• Stored records:
:::::

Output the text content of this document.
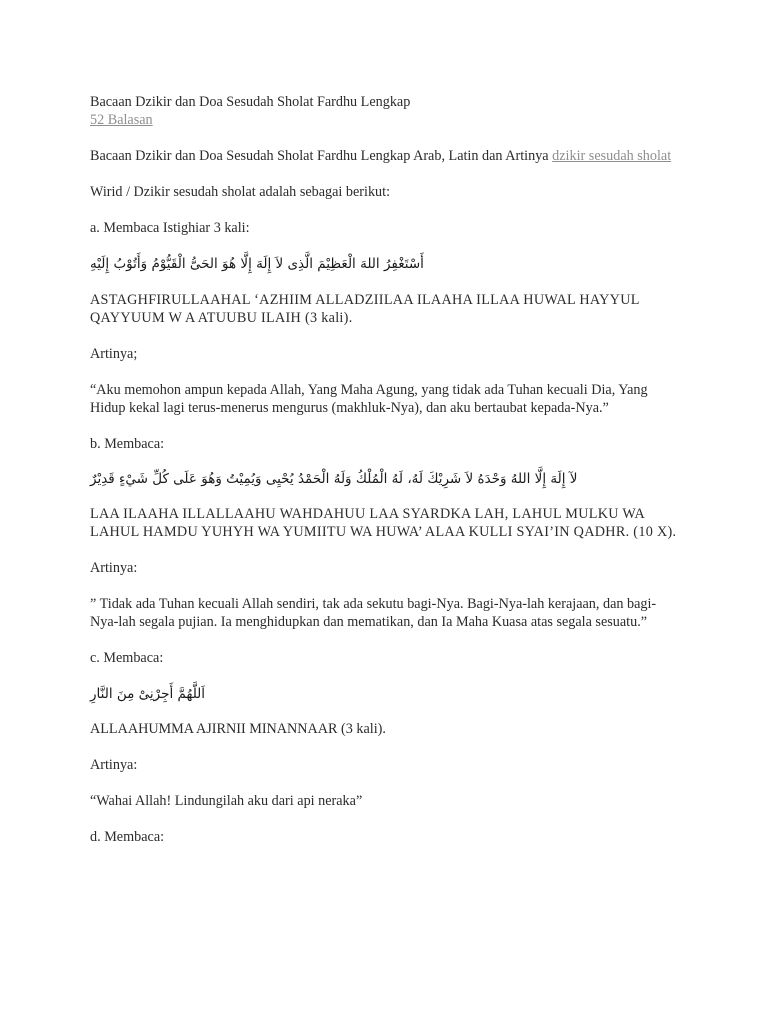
Bacaan Dzikir dan Doa Sesudah Sholat Fardhu Lengkap

52 Balasan

Bacaan Dzikir dan Doa Sesudah Sholat Fardhu Lengkap Arab, Latin dan Artinya dzikir sesudah sholat

Wirid / Dzikir sesudah sholat adalah sebagai berikut:

a. Membaca Istighiar 3 kali:

أَسْتَغْفِرُ اللهَ الْعَظِيْمَ الَّذِى لاَ إِلَهَ إِلَّا هُوَ الحَىُّ الْقَيُّوْمُ وَأَتُوْبُ إِلَيْهِ

ASTAGHFIRULLAAHAL ‘AZHIIM ALLADZIILAA ILAAHA ILLAA HUWAL HAYYUL QAYYUUM W A ATUUBU ILAIH (3 kali).

Artinya;

“Aku memohon ampun kepada Allah, Yang Maha Agung, yang tidak ada Tuhan kecuali Dia, Yang Hidup kekal lagi terus-menerus mengurus (makhluk-Nya), dan aku bertaubat kepada-Nya.”

b. Membaca:

لآ إِلَهَ إِلَّا اللهُ وَحْدَهُ لاَ شَرِيْكَ لَهُ، لَهُ الْمُلْكُ وَلَهُ الْحَمْدُ يُحْيِى وَيُمِيْتُ وَهُوَ عَلَى كُلِّ شَيْءٍ قَدِيْرٌ

LAA ILAAHA ILLALLAAHU WAHDAHUU LAA SYARDKA LAH, LAHUL MULKU WA LAHUL HAMDU YUHYH WA YUMIITU WA HUWA’ ALAA KULLI SYAI’IN QADHR. (10 X).

Artinya:

” Tidak ada Tuhan kecuali Allah sendiri, tak ada sekutu bagi-Nya. Bagi-Nya-lah kerajaan, dan bagi-Nya-lah segala pujian. Ia menghidupkan dan mematikan, dan Ia Maha Kuasa atas segala sesuatu.”

c. Membaca:

اَللَّهُمَّ أَجِرْنِىْ مِنَ النَّارِ

ALLAAHUMMA AJIRNII MINANNAAR (3 kali).

Artinya:

“Wahai Allah! Lindungilah aku dari api neraka”

d. Membaca:
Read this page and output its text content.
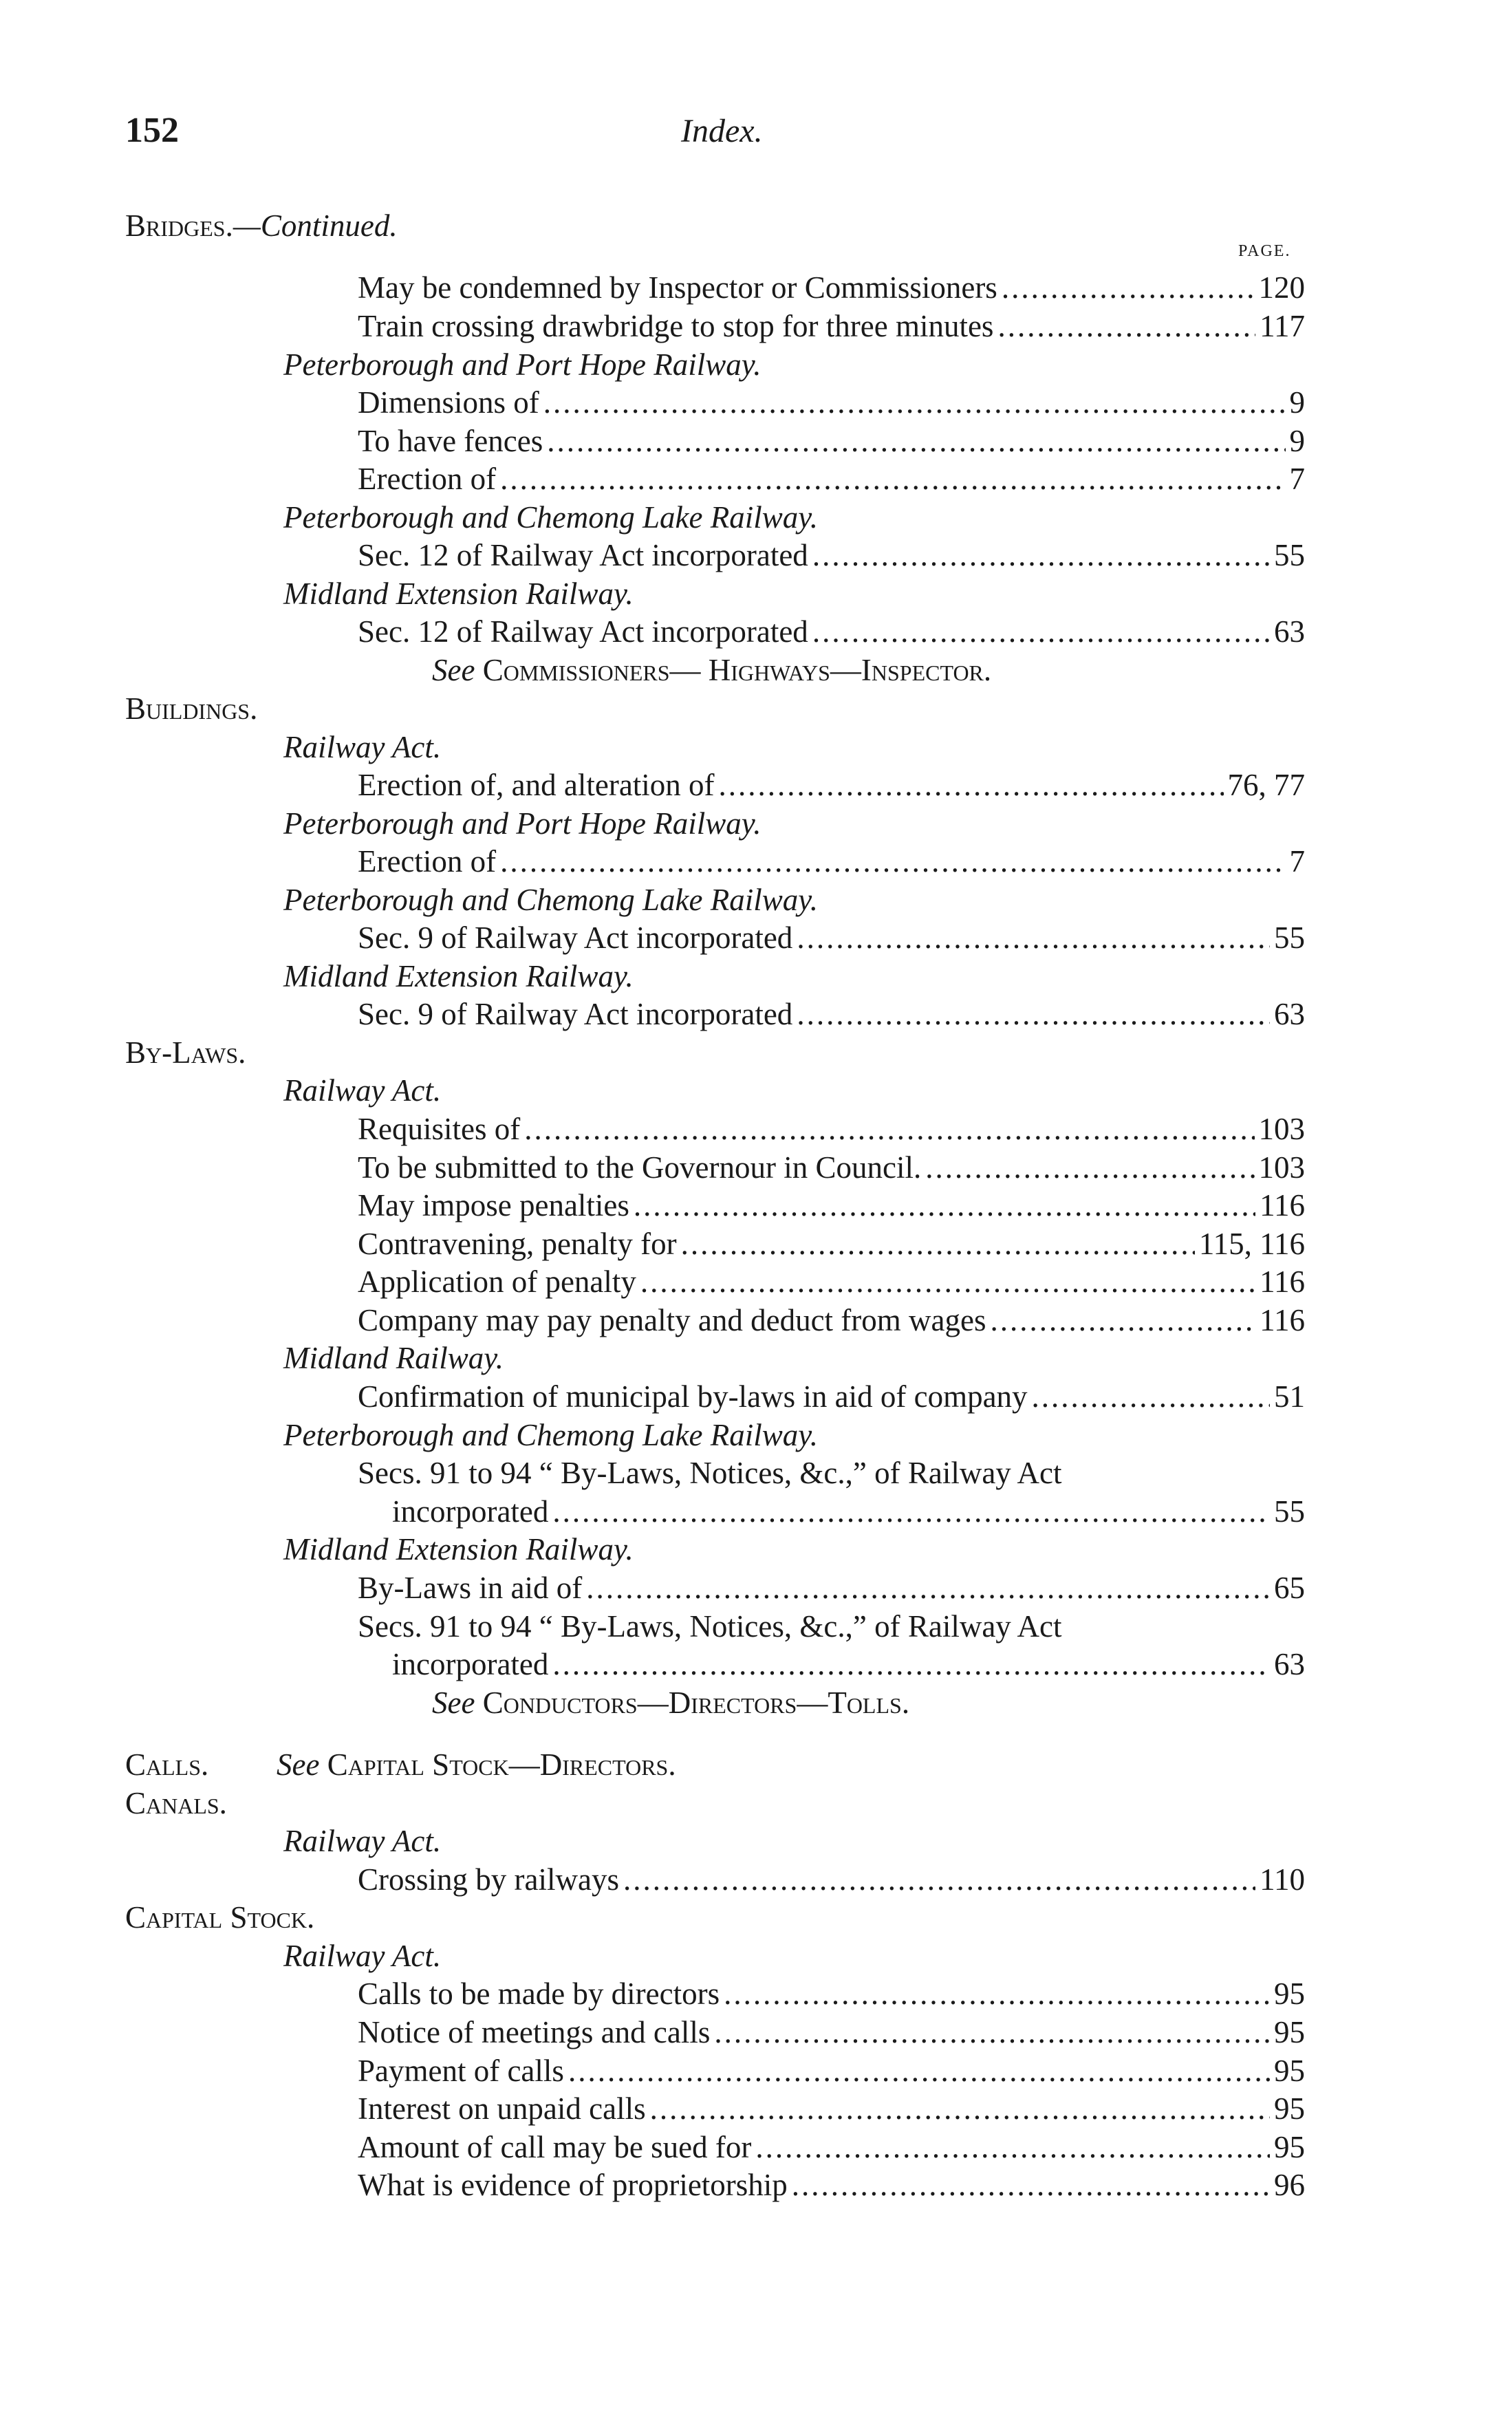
152	Index.
PAGE.
Bridges.—Continued.
May be condemned by Inspector or Commissioners .....	120
Train crossing drawbridge to stop for three minutes .....	117
Peterborough and Port Hope Railway.
Dimensions of .....	9
To have fences .....	9
Erection of .....	7
Peterborough and Chemong Lake Railway.
Sec. 12 of Railway Act incorporated .....	55
Midland Extension Railway.
Sec. 12 of Railway Act incorporated .....	63
See Commissioners— Highways—Inspector.
Buildings.
Railway Act.
Erection of, and alteration of .....	76, 77
Peterborough and Port Hope Railway.
Erection of .....	7
Peterborough and Chemong Lake Railway.
Sec. 9 of Railway Act incorporated .....	55
Midland Extension Railway.
Sec. 9 of Railway Act incorporated .....	63
By-Laws.
Railway Act.
Requisites of .....	103
To be submitted to the Governour in Council. .....	103
May impose penalties .....	116
Contravening, penalty for .....	115, 116
Application of penalty .....	116
Company may pay penalty and deduct from wages .....	116
Midland Railway.
Confirmation of municipal by-laws in aid of company .....	51
Peterborough and Chemong Lake Railway.
Secs. 91 to 94 “ By-Laws, Notices, &c.,” of Railway Act
incorporated .....	55
Midland Extension Railway.
By-Laws in aid of .....	65
Secs. 91 to 94 “ By-Laws, Notices, &c.,” of Railway Act
incorporated .....	63
See Conductors—Directors—Tolls.
Calls. See Capital Stock—Directors.
Canals.
Railway Act.
Crossing by railways .....	110
Capital Stock.
Railway Act.
Calls to be made by directors .....	95
Notice of meetings and calls .....	95
Payment of calls .....	95
Interest on unpaid calls .....	95
Amount of call may be sued for .....	95
What is evidence of proprietorship .....	96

:::::

• GIVEN REQUEST:
Extract, from the listing above, every line where the string "Artinya" occurs.

• FINISHED EXERCISE:
Bacaan Dzikir dan Doa Sesudah Sholat Fardhu Lengkap Arab, Latin dan Artinya dzikir sesudah sholat
Artinya;
Artinya:
Artinya:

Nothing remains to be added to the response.